- _Task material_
######

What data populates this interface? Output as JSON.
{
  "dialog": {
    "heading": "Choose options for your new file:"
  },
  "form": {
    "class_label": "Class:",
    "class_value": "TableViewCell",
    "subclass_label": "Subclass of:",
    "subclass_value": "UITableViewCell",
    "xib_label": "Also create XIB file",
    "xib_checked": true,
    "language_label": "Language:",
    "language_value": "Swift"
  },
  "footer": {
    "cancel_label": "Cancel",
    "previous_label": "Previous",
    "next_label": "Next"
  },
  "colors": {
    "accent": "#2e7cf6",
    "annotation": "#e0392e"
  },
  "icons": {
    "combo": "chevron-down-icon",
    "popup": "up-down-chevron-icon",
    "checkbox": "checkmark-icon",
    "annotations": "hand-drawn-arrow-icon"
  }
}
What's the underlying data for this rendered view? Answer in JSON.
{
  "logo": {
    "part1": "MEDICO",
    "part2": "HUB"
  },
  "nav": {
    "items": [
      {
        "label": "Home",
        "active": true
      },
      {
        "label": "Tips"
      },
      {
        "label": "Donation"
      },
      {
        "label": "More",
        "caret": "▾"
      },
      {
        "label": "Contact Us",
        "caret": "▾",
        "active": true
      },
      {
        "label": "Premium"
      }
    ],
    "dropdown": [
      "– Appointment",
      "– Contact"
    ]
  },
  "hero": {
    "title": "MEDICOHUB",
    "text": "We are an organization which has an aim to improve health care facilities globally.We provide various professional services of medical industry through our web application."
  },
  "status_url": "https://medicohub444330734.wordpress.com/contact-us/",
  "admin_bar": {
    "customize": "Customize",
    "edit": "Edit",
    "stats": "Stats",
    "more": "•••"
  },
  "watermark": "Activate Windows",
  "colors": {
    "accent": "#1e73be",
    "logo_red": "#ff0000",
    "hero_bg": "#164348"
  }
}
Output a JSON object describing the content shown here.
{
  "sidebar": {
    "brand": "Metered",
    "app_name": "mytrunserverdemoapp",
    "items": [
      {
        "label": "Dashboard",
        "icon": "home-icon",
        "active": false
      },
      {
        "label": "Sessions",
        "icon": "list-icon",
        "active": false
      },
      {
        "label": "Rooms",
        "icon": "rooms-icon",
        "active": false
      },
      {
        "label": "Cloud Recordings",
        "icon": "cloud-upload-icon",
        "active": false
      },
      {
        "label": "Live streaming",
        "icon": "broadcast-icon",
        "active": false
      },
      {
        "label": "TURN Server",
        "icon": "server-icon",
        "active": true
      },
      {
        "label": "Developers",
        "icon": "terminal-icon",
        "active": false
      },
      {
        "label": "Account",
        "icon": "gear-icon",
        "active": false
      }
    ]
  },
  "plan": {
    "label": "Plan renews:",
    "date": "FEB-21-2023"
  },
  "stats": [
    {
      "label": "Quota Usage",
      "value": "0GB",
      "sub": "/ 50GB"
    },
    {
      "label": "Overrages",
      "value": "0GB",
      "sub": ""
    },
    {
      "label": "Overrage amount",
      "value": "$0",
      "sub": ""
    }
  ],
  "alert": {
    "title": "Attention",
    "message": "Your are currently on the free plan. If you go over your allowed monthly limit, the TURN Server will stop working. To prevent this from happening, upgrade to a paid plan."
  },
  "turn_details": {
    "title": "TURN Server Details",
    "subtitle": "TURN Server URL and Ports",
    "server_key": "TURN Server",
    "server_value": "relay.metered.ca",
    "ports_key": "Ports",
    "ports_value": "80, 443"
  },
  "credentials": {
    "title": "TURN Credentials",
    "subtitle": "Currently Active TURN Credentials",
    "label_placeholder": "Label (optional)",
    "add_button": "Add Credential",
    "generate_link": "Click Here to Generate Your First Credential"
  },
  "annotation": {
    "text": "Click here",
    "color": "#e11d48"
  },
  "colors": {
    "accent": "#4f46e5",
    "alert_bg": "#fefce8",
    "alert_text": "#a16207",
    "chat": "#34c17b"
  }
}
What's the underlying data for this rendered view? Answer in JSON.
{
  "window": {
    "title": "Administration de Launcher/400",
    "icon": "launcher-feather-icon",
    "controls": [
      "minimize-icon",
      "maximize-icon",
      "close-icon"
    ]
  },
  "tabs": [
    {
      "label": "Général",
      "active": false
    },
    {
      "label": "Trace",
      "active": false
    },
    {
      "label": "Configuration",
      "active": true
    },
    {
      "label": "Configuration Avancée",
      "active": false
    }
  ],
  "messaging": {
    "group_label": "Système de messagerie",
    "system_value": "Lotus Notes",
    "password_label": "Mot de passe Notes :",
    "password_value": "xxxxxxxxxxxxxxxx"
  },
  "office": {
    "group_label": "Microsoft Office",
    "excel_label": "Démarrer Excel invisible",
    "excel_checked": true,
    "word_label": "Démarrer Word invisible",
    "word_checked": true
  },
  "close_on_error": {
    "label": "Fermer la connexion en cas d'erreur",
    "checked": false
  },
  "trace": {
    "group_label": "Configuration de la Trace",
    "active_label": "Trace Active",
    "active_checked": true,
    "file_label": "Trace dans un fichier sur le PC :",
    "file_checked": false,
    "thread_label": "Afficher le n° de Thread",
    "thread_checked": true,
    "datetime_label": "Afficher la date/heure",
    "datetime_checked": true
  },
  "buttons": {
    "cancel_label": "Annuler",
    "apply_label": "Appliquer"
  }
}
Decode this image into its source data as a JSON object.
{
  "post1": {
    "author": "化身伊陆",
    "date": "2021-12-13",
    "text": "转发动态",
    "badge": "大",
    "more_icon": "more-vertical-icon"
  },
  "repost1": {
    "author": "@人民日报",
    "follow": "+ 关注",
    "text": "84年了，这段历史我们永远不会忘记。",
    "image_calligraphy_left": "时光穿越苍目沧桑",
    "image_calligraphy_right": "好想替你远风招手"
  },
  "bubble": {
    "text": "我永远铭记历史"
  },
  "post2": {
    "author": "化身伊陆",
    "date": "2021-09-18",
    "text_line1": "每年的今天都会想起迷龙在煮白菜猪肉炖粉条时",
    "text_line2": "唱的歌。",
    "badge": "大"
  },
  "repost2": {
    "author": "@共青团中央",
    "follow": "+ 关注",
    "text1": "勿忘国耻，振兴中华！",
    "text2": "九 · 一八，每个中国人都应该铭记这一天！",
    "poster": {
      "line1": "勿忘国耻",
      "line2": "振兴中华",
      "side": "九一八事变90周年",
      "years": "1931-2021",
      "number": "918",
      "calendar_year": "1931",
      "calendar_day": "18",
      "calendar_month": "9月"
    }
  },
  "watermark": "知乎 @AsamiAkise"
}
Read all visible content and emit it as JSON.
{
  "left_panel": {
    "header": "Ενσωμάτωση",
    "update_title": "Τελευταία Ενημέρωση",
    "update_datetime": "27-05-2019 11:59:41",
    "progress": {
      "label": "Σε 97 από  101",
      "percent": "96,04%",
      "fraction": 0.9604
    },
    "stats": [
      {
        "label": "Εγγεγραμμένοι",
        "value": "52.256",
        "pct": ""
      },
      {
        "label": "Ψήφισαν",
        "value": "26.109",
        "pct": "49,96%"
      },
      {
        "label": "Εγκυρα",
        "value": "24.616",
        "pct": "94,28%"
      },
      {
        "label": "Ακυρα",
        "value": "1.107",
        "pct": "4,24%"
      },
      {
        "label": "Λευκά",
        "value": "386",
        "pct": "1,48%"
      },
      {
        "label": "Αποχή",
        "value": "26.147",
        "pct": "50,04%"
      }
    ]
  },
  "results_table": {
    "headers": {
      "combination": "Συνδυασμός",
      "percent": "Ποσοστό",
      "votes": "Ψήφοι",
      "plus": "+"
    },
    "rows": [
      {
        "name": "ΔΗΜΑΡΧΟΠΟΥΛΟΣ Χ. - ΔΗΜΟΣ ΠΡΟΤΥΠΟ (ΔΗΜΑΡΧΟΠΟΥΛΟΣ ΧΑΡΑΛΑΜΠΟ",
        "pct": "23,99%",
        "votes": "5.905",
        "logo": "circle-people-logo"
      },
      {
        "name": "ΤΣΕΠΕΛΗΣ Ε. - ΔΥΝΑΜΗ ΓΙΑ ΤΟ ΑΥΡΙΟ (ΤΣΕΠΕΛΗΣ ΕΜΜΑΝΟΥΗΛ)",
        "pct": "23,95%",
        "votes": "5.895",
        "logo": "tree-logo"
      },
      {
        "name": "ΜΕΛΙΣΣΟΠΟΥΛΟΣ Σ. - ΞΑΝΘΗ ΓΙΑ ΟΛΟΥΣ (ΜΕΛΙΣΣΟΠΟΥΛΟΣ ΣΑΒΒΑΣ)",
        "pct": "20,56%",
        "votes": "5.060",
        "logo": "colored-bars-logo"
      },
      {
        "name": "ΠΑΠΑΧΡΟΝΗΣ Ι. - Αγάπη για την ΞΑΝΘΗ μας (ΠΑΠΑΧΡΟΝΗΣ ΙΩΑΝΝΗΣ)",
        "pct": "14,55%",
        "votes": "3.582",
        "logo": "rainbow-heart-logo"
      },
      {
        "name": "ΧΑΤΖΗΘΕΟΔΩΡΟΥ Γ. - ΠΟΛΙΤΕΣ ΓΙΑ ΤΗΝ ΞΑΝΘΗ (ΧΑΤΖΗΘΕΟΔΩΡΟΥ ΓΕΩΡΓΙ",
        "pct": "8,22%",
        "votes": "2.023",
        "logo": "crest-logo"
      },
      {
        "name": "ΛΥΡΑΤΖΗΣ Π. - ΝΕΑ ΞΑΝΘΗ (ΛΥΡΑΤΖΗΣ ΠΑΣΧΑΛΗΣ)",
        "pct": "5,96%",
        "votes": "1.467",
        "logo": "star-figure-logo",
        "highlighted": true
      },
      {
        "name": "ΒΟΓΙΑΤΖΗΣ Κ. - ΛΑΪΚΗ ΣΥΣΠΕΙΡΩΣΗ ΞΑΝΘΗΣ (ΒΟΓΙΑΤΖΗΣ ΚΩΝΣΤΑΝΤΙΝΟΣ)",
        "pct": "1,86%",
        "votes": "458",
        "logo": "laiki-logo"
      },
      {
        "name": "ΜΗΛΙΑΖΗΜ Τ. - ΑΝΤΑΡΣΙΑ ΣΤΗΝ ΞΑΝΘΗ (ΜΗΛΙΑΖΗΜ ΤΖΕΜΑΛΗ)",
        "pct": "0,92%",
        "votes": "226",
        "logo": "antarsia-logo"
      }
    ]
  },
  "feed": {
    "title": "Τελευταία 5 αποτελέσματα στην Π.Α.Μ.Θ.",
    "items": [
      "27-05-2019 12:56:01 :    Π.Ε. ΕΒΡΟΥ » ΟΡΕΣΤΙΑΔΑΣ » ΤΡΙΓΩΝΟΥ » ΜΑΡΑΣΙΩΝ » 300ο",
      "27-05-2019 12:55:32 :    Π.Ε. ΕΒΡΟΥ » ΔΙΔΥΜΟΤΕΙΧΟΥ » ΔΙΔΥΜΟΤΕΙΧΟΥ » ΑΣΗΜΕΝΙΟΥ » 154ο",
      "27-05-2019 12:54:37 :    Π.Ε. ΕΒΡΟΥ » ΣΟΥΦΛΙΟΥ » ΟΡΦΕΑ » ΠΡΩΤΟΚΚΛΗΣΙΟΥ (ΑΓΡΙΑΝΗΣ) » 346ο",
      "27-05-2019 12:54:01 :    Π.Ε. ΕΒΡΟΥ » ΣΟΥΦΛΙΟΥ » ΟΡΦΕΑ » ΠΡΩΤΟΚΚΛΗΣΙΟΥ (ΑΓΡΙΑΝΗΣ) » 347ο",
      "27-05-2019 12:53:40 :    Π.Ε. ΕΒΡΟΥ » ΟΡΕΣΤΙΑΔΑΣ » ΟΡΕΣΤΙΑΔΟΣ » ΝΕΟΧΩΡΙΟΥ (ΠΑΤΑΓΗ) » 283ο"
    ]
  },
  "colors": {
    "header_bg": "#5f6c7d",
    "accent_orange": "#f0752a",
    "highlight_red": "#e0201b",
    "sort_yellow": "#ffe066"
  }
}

######

- _What to work on_
Identify each line of the material where the word "invisible" shows up, and copy it.

- _Answer for this exercise_
    "excel_label": "Démarrer Excel invisible",
    "word_label": "Démarrer Word invisible",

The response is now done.